(Figure content listings)
◇ ◇ ◇ ◇ ◇ ◇ ◇

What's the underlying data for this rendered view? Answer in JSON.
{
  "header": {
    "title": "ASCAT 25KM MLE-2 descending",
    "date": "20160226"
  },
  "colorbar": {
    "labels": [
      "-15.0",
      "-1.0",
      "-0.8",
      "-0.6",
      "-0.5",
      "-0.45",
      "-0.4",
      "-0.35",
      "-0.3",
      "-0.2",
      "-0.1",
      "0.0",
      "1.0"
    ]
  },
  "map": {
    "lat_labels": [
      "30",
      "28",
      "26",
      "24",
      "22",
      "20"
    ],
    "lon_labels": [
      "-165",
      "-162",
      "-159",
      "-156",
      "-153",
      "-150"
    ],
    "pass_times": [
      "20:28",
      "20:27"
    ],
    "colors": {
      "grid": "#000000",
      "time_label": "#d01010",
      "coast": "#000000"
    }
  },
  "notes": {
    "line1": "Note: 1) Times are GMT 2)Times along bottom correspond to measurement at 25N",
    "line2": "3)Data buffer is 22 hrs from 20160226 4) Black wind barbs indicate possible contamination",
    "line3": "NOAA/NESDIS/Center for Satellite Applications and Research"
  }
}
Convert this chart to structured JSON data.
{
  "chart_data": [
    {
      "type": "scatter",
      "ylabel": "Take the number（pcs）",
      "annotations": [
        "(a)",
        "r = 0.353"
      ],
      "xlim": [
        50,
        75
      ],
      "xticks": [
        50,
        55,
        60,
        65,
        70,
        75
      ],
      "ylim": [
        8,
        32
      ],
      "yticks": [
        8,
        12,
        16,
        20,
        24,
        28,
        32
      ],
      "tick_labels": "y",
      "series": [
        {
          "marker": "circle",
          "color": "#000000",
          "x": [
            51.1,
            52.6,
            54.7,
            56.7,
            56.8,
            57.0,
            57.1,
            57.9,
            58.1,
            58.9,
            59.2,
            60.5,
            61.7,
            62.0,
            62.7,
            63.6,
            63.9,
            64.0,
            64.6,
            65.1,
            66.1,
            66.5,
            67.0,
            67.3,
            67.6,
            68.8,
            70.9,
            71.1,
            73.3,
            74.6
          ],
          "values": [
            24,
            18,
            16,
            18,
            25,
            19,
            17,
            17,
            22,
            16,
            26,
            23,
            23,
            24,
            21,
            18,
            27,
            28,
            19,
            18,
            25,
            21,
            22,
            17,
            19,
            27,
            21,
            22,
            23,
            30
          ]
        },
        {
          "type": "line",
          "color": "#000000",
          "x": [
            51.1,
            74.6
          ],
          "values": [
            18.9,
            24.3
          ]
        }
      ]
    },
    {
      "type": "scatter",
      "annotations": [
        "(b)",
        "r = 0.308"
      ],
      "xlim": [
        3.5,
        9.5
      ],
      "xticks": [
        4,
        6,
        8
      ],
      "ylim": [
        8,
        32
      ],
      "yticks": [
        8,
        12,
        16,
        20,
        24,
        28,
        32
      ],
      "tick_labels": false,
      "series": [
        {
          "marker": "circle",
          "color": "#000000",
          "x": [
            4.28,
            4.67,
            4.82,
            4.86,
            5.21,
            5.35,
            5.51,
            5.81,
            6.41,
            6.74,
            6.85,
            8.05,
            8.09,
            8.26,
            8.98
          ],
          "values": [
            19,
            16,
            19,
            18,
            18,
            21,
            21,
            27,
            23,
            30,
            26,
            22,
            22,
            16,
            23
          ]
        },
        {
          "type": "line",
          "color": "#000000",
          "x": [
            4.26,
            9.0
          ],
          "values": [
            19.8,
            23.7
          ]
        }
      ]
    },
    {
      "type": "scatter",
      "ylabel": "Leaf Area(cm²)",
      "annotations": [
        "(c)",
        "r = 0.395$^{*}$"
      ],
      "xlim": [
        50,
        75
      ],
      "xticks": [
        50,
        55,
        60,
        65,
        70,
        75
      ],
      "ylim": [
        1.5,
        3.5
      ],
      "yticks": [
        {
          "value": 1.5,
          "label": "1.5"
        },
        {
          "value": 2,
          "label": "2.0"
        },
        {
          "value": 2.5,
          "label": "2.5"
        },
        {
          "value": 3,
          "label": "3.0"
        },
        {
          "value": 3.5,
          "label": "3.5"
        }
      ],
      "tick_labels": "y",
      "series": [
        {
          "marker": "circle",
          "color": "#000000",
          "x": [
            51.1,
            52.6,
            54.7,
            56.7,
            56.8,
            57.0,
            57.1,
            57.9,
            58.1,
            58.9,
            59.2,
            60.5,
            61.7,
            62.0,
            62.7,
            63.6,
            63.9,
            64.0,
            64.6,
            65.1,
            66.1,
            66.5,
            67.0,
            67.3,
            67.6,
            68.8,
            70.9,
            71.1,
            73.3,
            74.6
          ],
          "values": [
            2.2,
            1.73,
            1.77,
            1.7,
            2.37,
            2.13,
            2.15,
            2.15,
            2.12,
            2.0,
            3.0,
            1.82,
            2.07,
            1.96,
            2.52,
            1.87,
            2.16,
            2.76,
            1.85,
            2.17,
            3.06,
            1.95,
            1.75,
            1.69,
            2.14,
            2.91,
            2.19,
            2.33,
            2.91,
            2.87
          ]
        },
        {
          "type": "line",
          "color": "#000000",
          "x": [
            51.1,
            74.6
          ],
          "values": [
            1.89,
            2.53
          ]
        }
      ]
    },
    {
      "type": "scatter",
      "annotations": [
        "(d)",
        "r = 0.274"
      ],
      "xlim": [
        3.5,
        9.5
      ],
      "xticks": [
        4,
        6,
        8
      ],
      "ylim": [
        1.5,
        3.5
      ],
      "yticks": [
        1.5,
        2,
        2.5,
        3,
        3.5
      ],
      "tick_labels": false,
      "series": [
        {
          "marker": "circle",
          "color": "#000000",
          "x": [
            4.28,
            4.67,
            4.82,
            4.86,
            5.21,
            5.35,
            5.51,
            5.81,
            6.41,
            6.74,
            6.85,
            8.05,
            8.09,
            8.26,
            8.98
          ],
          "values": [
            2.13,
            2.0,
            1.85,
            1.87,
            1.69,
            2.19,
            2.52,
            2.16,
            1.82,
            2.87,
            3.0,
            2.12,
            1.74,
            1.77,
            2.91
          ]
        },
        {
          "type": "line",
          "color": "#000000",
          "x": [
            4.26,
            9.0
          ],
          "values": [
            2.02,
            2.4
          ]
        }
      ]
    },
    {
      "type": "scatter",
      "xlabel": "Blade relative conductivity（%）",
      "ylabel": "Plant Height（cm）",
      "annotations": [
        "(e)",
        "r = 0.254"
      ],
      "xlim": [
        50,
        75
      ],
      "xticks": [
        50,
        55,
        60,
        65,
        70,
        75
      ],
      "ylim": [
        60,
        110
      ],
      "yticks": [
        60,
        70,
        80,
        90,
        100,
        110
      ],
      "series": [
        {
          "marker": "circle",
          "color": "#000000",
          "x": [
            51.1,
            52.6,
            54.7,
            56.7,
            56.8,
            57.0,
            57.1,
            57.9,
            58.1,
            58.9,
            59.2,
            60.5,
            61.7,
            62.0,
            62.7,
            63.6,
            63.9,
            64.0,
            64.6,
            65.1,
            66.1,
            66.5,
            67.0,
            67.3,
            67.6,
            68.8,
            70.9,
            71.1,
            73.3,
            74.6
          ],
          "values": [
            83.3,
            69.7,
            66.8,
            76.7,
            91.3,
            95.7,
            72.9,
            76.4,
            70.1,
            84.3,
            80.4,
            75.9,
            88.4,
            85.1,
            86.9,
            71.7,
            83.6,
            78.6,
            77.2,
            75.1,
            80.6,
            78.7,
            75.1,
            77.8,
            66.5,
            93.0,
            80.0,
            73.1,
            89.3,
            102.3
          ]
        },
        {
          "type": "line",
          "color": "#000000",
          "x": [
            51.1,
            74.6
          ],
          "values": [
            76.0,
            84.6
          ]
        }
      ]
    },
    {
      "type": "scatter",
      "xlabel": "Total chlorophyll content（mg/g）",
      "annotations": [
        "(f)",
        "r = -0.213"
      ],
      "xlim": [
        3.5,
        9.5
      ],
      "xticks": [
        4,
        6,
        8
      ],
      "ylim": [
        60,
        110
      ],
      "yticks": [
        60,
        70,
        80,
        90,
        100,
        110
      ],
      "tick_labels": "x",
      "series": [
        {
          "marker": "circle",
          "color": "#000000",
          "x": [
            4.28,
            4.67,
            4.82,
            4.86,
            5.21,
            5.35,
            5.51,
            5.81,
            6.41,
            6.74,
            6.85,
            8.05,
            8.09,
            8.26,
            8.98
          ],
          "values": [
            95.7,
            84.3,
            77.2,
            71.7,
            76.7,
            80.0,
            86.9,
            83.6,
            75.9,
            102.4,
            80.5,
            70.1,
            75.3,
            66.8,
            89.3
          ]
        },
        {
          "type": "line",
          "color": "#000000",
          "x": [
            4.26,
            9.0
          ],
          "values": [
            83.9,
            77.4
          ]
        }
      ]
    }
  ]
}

◇ ◇ ◇ ◇ ◇ ◇ ◇

## Given request
Look through the entries above and report each line where the string "xlabel" occurs.

## Solution for this exercise
      "xlabel": "Blade relative conductivity（%）",
      "xlabel": "Total chlorophyll content（mg/g）",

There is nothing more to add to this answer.